(begin)

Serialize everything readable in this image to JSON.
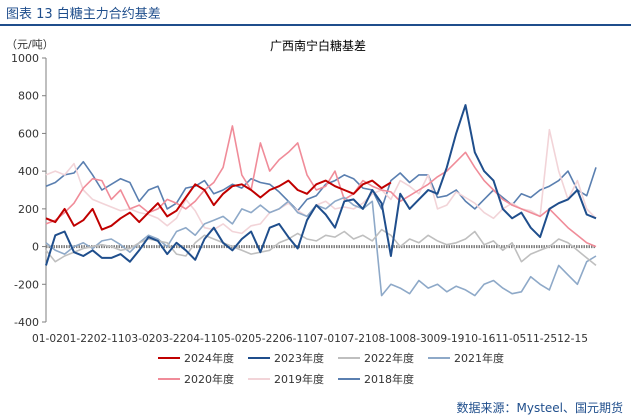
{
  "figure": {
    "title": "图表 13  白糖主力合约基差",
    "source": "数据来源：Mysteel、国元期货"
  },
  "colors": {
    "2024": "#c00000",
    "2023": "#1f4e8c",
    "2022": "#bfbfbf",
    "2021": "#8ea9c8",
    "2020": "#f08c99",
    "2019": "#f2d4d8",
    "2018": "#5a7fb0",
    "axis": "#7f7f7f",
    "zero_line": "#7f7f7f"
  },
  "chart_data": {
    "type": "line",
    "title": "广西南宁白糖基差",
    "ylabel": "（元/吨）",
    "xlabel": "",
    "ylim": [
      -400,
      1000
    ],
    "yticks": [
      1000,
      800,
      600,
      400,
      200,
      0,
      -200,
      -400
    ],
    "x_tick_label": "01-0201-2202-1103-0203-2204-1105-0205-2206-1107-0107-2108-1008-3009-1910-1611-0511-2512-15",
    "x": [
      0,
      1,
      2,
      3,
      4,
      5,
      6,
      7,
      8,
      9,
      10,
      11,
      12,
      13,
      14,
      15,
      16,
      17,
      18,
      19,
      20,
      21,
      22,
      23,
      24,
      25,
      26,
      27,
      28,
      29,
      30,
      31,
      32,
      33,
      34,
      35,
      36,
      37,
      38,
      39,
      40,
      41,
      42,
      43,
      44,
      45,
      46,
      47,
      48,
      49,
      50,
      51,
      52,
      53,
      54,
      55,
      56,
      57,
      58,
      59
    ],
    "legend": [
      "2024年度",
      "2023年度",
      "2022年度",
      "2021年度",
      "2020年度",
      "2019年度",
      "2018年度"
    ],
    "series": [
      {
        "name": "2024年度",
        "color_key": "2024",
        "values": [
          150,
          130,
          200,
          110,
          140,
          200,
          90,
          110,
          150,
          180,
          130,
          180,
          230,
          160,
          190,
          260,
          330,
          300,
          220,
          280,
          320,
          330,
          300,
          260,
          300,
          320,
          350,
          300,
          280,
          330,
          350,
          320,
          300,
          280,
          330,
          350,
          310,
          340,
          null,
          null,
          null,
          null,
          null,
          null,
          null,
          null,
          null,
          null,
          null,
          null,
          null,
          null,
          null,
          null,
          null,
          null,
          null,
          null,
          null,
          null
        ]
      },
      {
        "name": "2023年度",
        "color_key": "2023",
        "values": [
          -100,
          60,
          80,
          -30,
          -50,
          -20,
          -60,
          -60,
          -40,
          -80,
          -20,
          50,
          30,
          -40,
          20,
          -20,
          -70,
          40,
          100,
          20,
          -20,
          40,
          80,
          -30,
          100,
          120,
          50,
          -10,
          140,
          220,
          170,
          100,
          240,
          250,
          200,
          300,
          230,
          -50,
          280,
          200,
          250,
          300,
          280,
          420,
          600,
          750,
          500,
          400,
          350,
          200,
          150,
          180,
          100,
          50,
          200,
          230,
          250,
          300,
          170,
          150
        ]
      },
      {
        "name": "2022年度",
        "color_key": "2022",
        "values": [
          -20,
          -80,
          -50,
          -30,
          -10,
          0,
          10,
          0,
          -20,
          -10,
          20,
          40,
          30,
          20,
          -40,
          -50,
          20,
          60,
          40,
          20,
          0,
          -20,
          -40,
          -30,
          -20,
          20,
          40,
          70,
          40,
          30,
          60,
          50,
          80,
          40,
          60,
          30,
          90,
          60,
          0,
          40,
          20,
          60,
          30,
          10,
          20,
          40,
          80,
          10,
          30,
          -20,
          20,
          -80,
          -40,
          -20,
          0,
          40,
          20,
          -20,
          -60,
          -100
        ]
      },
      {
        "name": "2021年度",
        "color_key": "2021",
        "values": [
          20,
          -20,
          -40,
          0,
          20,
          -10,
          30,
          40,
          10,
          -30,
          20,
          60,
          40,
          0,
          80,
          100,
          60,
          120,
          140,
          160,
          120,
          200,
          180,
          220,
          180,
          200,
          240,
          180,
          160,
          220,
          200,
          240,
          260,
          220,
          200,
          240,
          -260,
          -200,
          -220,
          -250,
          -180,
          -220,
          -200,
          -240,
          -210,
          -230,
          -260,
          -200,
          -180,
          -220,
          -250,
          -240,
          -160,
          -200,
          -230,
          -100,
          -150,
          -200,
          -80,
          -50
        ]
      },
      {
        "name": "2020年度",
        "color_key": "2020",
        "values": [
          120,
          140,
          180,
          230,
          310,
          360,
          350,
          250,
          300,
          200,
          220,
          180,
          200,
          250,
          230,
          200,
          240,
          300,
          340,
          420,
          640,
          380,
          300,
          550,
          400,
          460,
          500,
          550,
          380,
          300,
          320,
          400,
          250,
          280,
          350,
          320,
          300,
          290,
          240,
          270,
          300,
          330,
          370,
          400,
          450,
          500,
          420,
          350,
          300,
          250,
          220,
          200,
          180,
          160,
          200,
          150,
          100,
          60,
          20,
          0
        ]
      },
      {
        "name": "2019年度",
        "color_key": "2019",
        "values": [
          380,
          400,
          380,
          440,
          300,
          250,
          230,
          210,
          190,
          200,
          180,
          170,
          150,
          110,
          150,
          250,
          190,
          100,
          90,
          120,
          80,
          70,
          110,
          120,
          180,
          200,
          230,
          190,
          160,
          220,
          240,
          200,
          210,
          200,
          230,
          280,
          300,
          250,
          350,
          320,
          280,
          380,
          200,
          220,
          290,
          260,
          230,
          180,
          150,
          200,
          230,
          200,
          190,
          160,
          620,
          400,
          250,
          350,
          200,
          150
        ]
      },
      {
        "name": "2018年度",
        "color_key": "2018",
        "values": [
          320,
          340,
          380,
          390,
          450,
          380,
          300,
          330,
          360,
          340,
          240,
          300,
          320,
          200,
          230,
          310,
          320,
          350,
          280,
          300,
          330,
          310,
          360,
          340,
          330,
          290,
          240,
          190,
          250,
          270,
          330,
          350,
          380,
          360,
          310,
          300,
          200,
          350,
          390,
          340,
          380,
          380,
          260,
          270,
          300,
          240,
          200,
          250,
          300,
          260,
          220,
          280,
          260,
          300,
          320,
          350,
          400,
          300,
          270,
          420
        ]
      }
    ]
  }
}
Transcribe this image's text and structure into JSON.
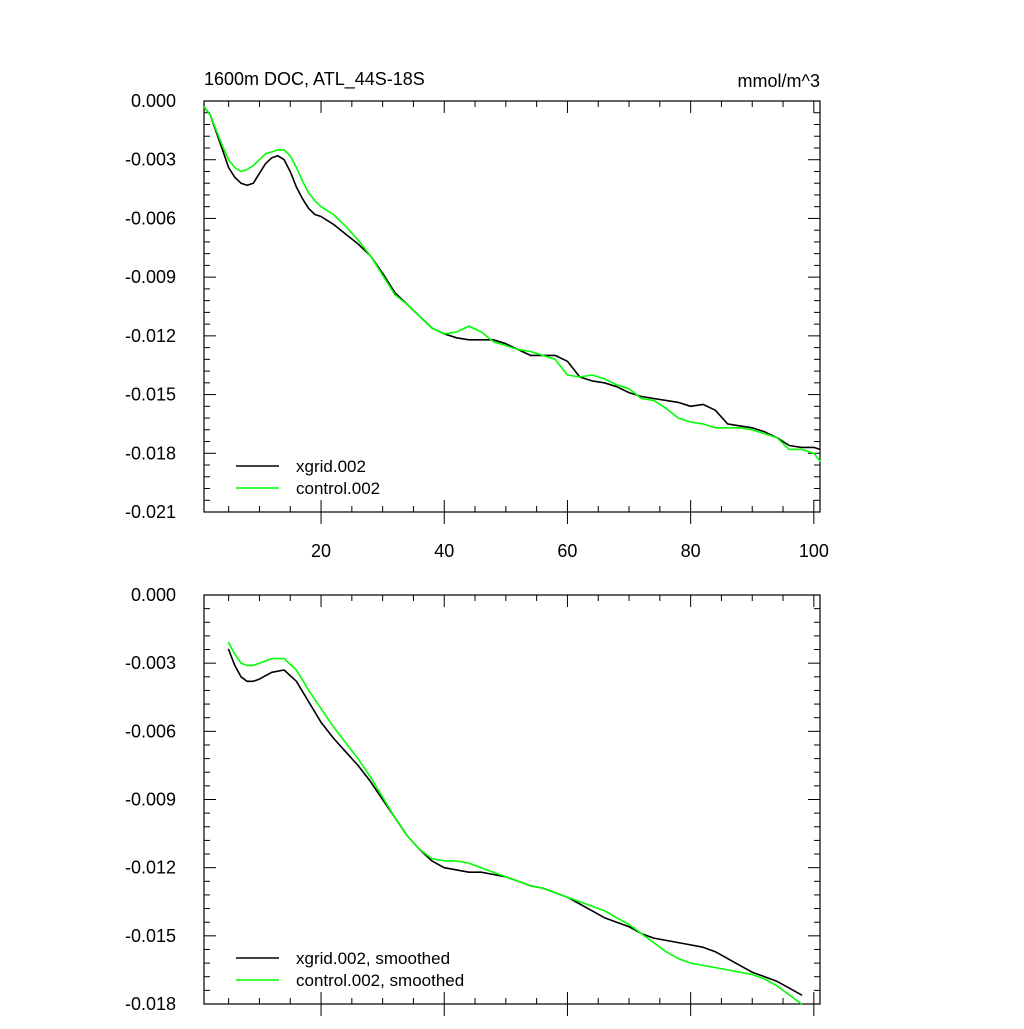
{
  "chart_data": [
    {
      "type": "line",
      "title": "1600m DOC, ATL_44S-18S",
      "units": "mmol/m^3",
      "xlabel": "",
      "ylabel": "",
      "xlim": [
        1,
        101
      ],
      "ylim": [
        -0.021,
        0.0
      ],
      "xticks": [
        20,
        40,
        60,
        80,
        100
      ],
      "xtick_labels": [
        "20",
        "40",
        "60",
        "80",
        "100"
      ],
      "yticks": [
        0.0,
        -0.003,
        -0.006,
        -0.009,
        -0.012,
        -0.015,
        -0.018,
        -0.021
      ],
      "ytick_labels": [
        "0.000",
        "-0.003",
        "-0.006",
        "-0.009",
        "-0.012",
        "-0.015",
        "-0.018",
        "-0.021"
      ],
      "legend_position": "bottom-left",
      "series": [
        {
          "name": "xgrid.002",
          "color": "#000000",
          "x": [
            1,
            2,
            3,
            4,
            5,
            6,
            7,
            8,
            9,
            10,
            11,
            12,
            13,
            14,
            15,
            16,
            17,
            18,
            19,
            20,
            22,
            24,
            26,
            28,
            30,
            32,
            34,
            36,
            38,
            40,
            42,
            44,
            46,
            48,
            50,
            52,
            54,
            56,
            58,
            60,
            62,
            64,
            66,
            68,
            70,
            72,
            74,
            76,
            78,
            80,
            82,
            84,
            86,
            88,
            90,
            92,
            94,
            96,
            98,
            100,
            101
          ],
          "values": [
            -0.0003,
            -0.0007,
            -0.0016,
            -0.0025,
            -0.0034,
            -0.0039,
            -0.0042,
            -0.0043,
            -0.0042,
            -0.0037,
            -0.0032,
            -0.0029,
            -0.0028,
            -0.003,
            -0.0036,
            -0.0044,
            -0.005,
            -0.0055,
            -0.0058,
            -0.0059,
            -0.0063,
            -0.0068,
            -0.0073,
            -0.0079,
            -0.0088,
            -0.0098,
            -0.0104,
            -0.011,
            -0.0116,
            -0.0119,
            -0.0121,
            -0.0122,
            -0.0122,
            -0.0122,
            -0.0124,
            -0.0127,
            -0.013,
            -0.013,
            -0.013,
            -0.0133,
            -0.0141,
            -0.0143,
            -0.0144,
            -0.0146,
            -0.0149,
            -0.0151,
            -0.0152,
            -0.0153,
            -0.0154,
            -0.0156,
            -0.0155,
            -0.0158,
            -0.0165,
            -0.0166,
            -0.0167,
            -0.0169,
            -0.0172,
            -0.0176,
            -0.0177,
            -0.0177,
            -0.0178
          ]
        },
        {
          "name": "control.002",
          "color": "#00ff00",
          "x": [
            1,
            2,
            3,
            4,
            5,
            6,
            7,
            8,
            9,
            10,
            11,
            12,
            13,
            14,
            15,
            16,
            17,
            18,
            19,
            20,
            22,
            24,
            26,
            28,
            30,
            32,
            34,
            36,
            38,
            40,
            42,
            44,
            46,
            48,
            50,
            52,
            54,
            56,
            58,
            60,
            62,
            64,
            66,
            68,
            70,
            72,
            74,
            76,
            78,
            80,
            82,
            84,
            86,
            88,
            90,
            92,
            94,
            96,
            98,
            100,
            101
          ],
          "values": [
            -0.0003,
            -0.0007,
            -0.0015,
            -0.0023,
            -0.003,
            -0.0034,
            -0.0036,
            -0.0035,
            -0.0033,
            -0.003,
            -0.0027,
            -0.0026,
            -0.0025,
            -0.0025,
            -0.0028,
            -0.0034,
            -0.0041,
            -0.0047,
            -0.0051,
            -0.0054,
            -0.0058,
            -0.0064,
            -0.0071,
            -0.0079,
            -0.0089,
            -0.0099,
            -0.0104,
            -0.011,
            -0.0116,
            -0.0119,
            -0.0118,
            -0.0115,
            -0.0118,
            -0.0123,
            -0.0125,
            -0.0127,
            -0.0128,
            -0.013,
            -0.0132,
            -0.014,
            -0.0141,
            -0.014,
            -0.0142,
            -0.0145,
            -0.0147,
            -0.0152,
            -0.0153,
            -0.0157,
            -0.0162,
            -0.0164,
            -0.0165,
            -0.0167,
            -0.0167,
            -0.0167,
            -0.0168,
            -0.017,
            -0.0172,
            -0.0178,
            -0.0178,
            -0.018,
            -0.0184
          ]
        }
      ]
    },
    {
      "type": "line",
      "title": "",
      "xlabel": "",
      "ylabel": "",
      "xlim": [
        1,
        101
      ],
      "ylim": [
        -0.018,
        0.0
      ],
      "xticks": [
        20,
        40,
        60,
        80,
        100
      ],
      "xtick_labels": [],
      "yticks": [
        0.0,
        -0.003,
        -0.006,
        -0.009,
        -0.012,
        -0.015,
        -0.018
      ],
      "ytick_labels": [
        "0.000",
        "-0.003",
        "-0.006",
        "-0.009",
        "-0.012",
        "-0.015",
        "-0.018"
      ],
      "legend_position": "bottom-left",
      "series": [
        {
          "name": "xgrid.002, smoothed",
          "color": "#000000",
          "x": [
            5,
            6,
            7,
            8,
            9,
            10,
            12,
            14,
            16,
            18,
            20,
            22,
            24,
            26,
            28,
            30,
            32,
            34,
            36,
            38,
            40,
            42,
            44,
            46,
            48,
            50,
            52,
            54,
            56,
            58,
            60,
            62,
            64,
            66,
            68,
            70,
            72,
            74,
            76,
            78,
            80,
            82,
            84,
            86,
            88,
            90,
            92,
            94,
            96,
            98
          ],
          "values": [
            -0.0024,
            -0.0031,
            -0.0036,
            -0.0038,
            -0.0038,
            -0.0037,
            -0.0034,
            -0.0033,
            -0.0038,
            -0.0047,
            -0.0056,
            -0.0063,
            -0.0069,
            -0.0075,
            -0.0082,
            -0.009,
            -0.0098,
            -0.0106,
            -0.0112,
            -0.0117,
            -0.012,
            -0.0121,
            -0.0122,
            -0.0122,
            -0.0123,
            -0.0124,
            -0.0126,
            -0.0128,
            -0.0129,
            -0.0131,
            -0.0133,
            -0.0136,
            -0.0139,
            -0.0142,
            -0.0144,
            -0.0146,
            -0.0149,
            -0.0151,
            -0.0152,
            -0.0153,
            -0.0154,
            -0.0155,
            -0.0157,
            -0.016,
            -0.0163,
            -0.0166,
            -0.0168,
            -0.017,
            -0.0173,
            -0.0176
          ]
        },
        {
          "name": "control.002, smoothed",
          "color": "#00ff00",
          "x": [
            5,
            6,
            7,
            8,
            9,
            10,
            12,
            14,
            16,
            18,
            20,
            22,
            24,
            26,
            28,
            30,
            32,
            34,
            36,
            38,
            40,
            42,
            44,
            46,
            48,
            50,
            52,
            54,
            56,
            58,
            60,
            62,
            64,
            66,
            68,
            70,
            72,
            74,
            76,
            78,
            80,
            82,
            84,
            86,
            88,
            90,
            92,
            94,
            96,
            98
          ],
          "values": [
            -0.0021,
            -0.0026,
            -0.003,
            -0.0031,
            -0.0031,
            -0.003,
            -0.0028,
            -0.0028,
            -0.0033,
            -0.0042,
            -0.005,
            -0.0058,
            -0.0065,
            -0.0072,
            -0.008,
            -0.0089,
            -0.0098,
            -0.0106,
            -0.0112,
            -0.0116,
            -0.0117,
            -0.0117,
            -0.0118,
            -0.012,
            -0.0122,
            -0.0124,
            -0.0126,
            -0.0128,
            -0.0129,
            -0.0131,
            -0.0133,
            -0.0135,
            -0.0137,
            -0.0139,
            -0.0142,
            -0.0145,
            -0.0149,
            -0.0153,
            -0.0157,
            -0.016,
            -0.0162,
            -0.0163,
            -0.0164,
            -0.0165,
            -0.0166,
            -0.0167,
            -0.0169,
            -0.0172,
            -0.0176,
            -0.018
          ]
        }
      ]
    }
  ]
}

(end)
(begin)

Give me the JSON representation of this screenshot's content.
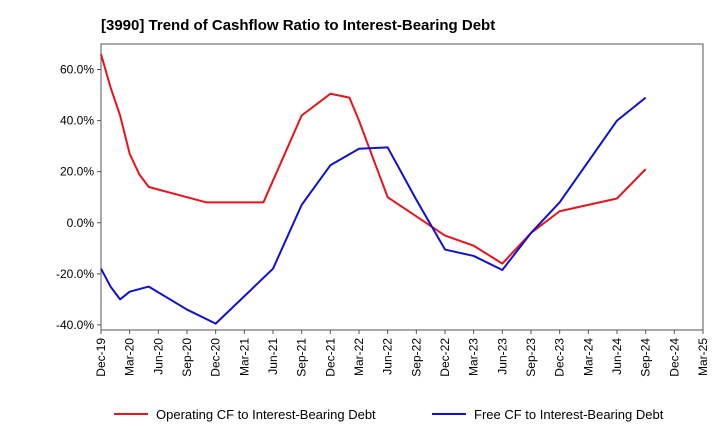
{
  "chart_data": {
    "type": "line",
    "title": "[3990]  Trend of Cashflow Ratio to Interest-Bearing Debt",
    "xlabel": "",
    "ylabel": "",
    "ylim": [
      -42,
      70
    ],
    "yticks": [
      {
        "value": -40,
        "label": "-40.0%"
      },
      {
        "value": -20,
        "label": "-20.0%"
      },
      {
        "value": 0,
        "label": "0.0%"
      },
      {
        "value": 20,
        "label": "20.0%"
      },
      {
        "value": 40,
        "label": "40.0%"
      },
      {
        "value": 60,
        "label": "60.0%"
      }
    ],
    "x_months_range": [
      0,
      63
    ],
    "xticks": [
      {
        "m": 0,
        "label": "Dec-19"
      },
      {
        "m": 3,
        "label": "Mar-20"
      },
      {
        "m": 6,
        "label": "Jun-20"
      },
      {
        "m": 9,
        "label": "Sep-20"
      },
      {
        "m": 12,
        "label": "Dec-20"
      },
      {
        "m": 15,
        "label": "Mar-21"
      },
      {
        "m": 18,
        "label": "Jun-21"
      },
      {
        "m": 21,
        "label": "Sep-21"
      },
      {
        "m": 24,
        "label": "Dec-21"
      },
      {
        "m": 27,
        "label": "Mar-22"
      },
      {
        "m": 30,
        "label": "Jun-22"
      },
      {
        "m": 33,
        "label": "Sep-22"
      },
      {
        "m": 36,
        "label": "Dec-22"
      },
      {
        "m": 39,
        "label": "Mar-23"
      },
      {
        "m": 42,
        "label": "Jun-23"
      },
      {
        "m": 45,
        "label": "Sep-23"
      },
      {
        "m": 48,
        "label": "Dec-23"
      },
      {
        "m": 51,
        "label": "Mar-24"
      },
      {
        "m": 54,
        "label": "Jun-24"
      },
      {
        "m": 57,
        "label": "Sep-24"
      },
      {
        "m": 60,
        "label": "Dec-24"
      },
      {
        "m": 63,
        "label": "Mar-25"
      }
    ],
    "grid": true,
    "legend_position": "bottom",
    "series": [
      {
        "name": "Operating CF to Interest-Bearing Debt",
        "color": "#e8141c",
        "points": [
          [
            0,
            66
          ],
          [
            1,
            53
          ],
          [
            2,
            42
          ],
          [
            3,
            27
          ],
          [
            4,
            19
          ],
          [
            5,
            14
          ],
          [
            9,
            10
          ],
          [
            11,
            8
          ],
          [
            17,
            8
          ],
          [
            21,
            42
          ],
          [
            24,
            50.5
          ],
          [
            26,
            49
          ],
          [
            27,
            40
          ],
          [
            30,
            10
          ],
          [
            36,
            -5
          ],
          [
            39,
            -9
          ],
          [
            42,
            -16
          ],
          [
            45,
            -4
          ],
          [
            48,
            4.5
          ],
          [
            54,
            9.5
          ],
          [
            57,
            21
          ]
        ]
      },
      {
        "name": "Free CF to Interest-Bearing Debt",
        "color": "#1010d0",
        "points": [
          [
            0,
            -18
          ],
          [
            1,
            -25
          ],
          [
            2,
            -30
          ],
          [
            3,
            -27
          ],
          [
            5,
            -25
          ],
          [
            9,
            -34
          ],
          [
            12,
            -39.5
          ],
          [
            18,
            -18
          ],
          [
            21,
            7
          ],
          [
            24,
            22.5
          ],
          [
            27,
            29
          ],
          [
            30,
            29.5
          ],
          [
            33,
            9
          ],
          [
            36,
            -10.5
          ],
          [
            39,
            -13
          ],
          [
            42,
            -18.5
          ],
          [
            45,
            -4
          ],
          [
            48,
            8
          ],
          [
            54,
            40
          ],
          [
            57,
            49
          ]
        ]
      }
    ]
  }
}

(end)

Task objective ->
Go through the material line by line. Show each line that contains the string "Bearing".

Reply to the exercise ->
    "title": "[3990]  Trend of Cashflow Ratio to Interest-Bearing Debt",
        "name": "Operating CF to Interest-Bearing Debt",
        "name": "Free CF to Interest-Bearing Debt",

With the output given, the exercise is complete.